### [Exercise description]
From the listing below, extract each line containing the string "structure".

[Figure record listings]
=-=-=-=-=

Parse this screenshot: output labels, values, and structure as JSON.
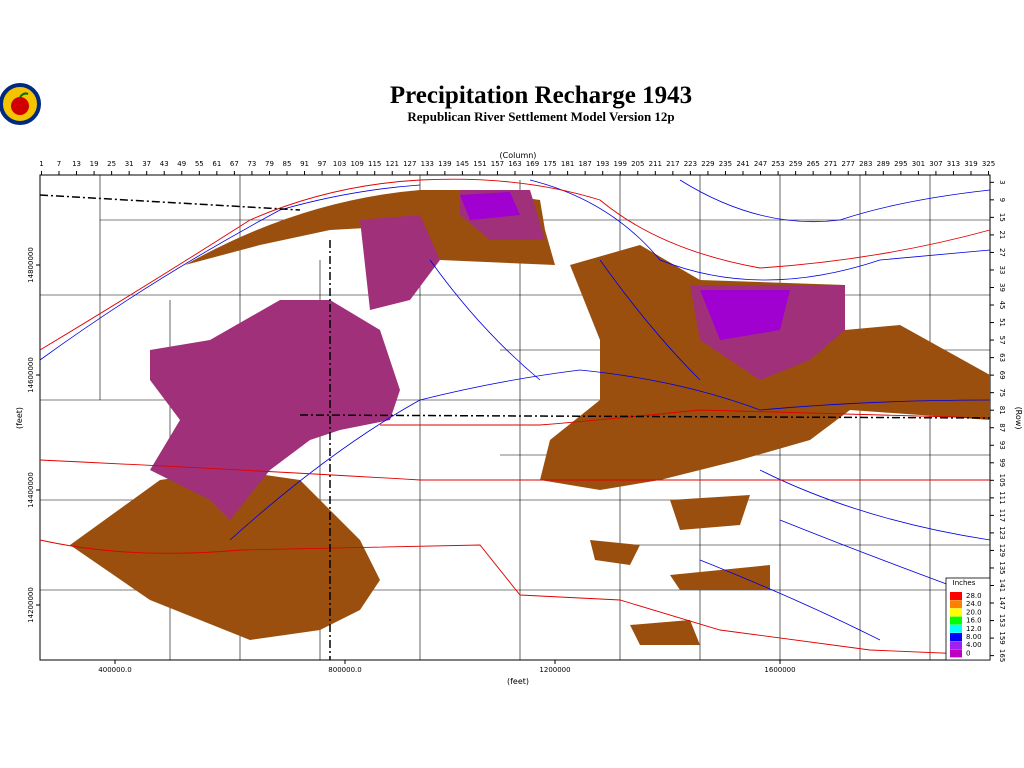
{
  "header": {
    "title": "Precipitation Recharge 1943",
    "subtitle": "Republican River Settlement Model Version 12p"
  },
  "map": {
    "column_label": "(Column)",
    "row_label": "(Row)",
    "x_label": "(feet)",
    "y_label": "(feet)",
    "columns": [
      1,
      7,
      13,
      19,
      25,
      31,
      37,
      43,
      49,
      55,
      61,
      67,
      73,
      79,
      85,
      91,
      97,
      103,
      109,
      115,
      121,
      127,
      133,
      139,
      145,
      151,
      157,
      163,
      169,
      175,
      181,
      187,
      193,
      199,
      205,
      211,
      217,
      223,
      229,
      235,
      241,
      247,
      253,
      259,
      265,
      271,
      277,
      283,
      289,
      295,
      301,
      307,
      313,
      319,
      325
    ],
    "rows": [
      3,
      9,
      15,
      21,
      27,
      33,
      39,
      45,
      51,
      57,
      63,
      69,
      75,
      81,
      87,
      93,
      99,
      105,
      111,
      117,
      123,
      129,
      135,
      141,
      147,
      153,
      159,
      165
    ],
    "x_ticks": [
      "400000.0",
      "800000.0",
      "1200000",
      "1600000"
    ],
    "y_ticks": [
      "14800000",
      "14600000",
      "14400000",
      "14200000"
    ]
  },
  "legend": {
    "title": "Inches",
    "items": [
      {
        "label": "28.0",
        "color": "#ff0000"
      },
      {
        "label": "24.0",
        "color": "#ff8000"
      },
      {
        "label": "20.0",
        "color": "#ffff00"
      },
      {
        "label": "16.0",
        "color": "#00ff00"
      },
      {
        "label": "12.0",
        "color": "#00ffff"
      },
      {
        "label": "8.00",
        "color": "#0000ff"
      },
      {
        "label": "4.00",
        "color": "#a020f0"
      },
      {
        "label": "0",
        "color": "#c000c0"
      }
    ]
  }
}
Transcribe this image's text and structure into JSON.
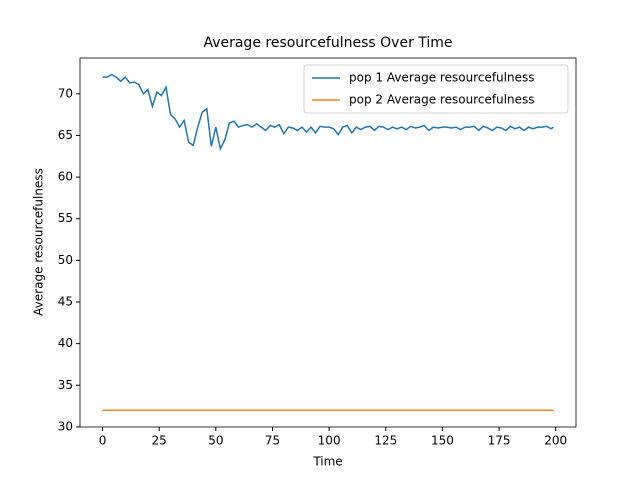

=-=-=-=-=

### [Solved exercise]
Parse this screenshot: output labels, values, and structure as JSON.
Transcribe this image's text and structure into JSON.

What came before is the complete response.